▸ WHAT IS ASKED:
Make an exact copy of the lines below.

▸ ENTRIES SUPPLIED:

=-=-=-=-=

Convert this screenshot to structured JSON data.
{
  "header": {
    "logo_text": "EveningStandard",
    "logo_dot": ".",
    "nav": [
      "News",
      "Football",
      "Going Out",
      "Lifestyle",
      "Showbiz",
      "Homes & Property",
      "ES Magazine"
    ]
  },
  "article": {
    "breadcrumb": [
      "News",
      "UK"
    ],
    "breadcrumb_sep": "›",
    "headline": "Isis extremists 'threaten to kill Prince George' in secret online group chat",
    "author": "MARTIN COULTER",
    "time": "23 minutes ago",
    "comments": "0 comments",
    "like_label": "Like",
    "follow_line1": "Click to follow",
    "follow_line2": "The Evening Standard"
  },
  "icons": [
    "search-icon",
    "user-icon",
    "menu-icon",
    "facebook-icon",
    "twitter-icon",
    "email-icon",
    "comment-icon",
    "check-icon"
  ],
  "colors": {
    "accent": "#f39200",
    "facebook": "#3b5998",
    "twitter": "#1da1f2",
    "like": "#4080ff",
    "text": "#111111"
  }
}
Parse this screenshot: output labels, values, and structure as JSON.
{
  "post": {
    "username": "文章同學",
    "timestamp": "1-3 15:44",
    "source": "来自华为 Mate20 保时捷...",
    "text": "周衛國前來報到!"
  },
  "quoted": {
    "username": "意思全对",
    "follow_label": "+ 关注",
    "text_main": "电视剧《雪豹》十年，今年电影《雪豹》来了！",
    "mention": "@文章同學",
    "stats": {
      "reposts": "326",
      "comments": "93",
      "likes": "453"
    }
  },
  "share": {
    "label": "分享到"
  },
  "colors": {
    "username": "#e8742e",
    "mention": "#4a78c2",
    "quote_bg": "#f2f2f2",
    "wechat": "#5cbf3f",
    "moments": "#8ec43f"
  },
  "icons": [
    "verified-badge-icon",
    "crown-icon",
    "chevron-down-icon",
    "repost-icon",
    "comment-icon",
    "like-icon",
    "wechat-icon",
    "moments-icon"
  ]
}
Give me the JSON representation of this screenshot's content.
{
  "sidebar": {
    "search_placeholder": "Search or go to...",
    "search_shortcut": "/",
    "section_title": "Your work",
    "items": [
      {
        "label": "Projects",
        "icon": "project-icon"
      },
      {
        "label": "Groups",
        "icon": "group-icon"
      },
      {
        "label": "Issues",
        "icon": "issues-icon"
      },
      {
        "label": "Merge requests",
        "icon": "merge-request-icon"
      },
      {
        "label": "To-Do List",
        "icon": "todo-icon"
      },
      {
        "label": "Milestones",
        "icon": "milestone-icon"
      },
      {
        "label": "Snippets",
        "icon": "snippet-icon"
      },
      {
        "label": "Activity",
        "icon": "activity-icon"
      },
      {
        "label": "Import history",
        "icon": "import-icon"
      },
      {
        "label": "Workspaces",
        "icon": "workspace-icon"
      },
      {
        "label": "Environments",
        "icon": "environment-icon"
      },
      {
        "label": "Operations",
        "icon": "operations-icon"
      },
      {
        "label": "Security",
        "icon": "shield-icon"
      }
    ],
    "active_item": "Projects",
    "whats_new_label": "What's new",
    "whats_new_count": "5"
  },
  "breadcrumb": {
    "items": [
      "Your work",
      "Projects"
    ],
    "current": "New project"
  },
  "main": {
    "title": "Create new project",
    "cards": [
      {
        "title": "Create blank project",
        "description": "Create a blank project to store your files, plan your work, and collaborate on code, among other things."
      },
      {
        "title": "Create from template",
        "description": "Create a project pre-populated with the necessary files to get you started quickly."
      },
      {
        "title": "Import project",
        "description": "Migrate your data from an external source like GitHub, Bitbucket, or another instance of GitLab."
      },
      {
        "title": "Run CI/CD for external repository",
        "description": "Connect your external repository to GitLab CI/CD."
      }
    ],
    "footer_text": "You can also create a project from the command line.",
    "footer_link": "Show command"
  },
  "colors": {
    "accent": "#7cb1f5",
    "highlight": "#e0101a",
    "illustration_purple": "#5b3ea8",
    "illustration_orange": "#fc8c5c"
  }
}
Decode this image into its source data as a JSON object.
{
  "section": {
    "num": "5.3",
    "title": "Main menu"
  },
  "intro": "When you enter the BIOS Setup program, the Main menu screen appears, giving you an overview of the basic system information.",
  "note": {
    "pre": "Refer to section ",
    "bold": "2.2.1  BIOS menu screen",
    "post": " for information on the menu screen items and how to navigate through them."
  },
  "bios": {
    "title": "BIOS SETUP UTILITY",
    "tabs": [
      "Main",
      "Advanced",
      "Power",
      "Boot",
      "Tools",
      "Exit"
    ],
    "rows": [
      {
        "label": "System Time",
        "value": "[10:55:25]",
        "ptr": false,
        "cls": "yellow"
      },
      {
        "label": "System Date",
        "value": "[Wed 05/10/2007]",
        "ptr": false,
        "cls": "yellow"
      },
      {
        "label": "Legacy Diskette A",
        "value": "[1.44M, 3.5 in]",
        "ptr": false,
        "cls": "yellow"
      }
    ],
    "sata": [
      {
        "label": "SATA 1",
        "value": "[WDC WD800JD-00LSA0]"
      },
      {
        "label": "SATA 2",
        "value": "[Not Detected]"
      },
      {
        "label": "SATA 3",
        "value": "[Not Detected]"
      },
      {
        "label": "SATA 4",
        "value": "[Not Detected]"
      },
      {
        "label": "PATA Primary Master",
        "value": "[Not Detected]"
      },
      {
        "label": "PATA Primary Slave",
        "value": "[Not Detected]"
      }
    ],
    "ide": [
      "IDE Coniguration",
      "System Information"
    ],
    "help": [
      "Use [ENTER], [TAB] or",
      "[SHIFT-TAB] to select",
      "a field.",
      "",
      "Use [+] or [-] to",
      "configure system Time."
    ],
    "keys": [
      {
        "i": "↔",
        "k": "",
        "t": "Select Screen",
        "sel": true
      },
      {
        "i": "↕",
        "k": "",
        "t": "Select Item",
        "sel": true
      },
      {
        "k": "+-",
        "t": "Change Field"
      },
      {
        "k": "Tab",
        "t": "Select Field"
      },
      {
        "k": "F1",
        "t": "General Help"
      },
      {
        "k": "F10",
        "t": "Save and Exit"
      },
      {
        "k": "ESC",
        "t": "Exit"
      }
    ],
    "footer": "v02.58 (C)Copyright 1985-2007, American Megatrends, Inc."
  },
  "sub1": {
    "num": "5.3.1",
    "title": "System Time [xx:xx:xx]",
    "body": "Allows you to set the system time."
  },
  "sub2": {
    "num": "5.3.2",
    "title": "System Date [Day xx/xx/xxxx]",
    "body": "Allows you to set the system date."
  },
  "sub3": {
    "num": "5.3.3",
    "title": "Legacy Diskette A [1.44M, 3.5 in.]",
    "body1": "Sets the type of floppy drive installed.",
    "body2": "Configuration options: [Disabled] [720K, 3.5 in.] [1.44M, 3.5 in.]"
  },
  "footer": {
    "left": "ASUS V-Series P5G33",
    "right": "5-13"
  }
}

=-=-=-=-=

▸ IN RESPONSE:
Convert this screenshot to structured JSON data.
{
  "header": {
    "logo_text": "EveningStandard",
    "logo_dot": ".",
    "nav": [
      "News",
      "Football",
      "Going Out",
      "Lifestyle",
      "Showbiz",
      "Homes & Property",
      "ES Magazine"
    ]
  },
  "article": {
    "breadcrumb": [
      "News",
      "UK"
    ],
    "breadcrumb_sep": "›",
    "headline": "Isis extremists 'threaten to kill Prince George' in secret online group chat",
    "author": "MARTIN COULTER",
    "time": "23 minutes ago",
    "comments": "0 comments",
    "like_label": "Like",
    "follow_line1": "Click to follow",
    "follow_line2": "The Evening Standard"
  },
  "icons": [
    "search-icon",
    "user-icon",
    "menu-icon",
    "facebook-icon",
    "twitter-icon",
    "email-icon",
    "comment-icon",
    "check-icon"
  ],
  "colors": {
    "accent": "#f39200",
    "facebook": "#3b5998",
    "twitter": "#1da1f2",
    "like": "#4080ff",
    "text": "#111111"
  }
}
Parse this screenshot: output labels, values, and structure as JSON.
{
  "post": {
    "username": "文章同學",
    "timestamp": "1-3 15:44",
    "source": "来自华为 Mate20 保时捷...",
    "text": "周衛國前來報到!"
  },
  "quoted": {
    "username": "意思全对",
    "follow_label": "+ 关注",
    "text_main": "电视剧《雪豹》十年，今年电影《雪豹》来了！",
    "mention": "@文章同學",
    "stats": {
      "reposts": "326",
      "comments": "93",
      "likes": "453"
    }
  },
  "share": {
    "label": "分享到"
  },
  "colors": {
    "username": "#e8742e",
    "mention": "#4a78c2",
    "quote_bg": "#f2f2f2",
    "wechat": "#5cbf3f",
    "moments": "#8ec43f"
  },
  "icons": [
    "verified-badge-icon",
    "crown-icon",
    "chevron-down-icon",
    "repost-icon",
    "comment-icon",
    "like-icon",
    "wechat-icon",
    "moments-icon"
  ]
}
Give me the JSON representation of this screenshot's content.
{
  "sidebar": {
    "search_placeholder": "Search or go to...",
    "search_shortcut": "/",
    "section_title": "Your work",
    "items": [
      {
        "label": "Projects",
        "icon": "project-icon"
      },
      {
        "label": "Groups",
        "icon": "group-icon"
      },
      {
        "label": "Issues",
        "icon": "issues-icon"
      },
      {
        "label": "Merge requests",
        "icon": "merge-request-icon"
      },
      {
        "label": "To-Do List",
        "icon": "todo-icon"
      },
      {
        "label": "Milestones",
        "icon": "milestone-icon"
      },
      {
        "label": "Snippets",
        "icon": "snippet-icon"
      },
      {
        "label": "Activity",
        "icon": "activity-icon"
      },
      {
        "label": "Import history",
        "icon": "import-icon"
      },
      {
        "label": "Workspaces",
        "icon": "workspace-icon"
      },
      {
        "label": "Environments",
        "icon": "environment-icon"
      },
      {
        "label": "Operations",
        "icon": "operations-icon"
      },
      {
        "label": "Security",
        "icon": "shield-icon"
      }
    ],
    "active_item": "Projects",
    "whats_new_label": "What's new",
    "whats_new_count": "5"
  },
  "breadcrumb": {
    "items": [
      "Your work",
      "Projects"
    ],
    "current": "New project"
  },
  "main": {
    "title": "Create new project",
    "cards": [
      {
        "title": "Create blank project",
        "description": "Create a blank project to store your files, plan your work, and collaborate on code, among other things."
      },
      {
        "title": "Create from template",
        "description": "Create a project pre-populated with the necessary files to get you started quickly."
      },
      {
        "title": "Import project",
        "description": "Migrate your data from an external source like GitHub, Bitbucket, or another instance of GitLab."
      },
      {
        "title": "Run CI/CD for external repository",
        "description": "Connect your external repository to GitLab CI/CD."
      }
    ],
    "footer_text": "You can also create a project from the command line.",
    "footer_link": "Show command"
  },
  "colors": {
    "accent": "#7cb1f5",
    "highlight": "#e0101a",
    "illustration_purple": "#5b3ea8",
    "illustration_orange": "#fc8c5c"
  }
}
Decode this image into its source data as a JSON object.
{
  "section": {
    "num": "5.3",
    "title": "Main menu"
  },
  "intro": "When you enter the BIOS Setup program, the Main menu screen appears, giving you an overview of the basic system information.",
  "note": {
    "pre": "Refer to section ",
    "bold": "2.2.1  BIOS menu screen",
    "post": " for information on the menu screen items and how to navigate through them."
  },
  "bios": {
    "title": "BIOS SETUP UTILITY",
    "tabs": [
      "Main",
      "Advanced",
      "Power",
      "Boot",
      "Tools",
      "Exit"
    ],
    "rows": [
      {
        "label": "System Time",
        "value": "[10:55:25]",
        "ptr": false,
        "cls": "yellow"
      },
      {
        "label": "System Date",
        "value": "[Wed 05/10/2007]",
        "ptr": false,
        "cls": "yellow"
      },
      {
        "label": "Legacy Diskette A",
        "value": "[1.44M, 3.5 in]",
        "ptr": false,
        "cls": "yellow"
      }
    ],
    "sata": [
      {
        "label": "SATA 1",
        "value": "[WDC WD800JD-00LSA0]"
      },
      {
        "label": "SATA 2",
        "value": "[Not Detected]"
      },
      {
        "label": "SATA 3",
        "value": "[Not Detected]"
      },
      {
        "label": "SATA 4",
        "value": "[Not Detected]"
      },
      {
        "label": "PATA Primary Master",
        "value": "[Not Detected]"
      },
      {
        "label": "PATA Primary Slave",
        "value": "[Not Detected]"
      }
    ],
    "ide": [
      "IDE Coniguration",
      "System Information"
    ],
    "help": [
      "Use [ENTER], [TAB] or",
      "[SHIFT-TAB] to select",
      "a field.",
      "",
      "Use [+] or [-] to",
      "configure system Time."
    ],
    "keys": [
      {
        "i": "↔",
        "k": "",
        "t": "Select Screen",
        "sel": true
      },
      {
        "i": "↕",
        "k": "",
        "t": "Select Item",
        "sel": true
      },
      {
        "k": "+-",
        "t": "Change Field"
      },
      {
        "k": "Tab",
        "t": "Select Field"
      },
      {
        "k": "F1",
        "t": "General Help"
      },
      {
        "k": "F10",
        "t": "Save and Exit"
      },
      {
        "k": "ESC",
        "t": "Exit"
      }
    ],
    "footer": "v02.58 (C)Copyright 1985-2007, American Megatrends, Inc."
  },
  "sub1": {
    "num": "5.3.1",
    "title": "System Time [xx:xx:xx]",
    "body": "Allows you to set the system time."
  },
  "sub2": {
    "num": "5.3.2",
    "title": "System Date [Day xx/xx/xxxx]",
    "body": "Allows you to set the system date."
  },
  "sub3": {
    "num": "5.3.3",
    "title": "Legacy Diskette A [1.44M, 3.5 in.]",
    "body1": "Sets the type of floppy drive installed.",
    "body2": "Configuration options: [Disabled] [720K, 3.5 in.] [1.44M, 3.5 in.]"
  },
  "footer": {
    "left": "ASUS V-Series P5G33",
    "right": "5-13"
  }
}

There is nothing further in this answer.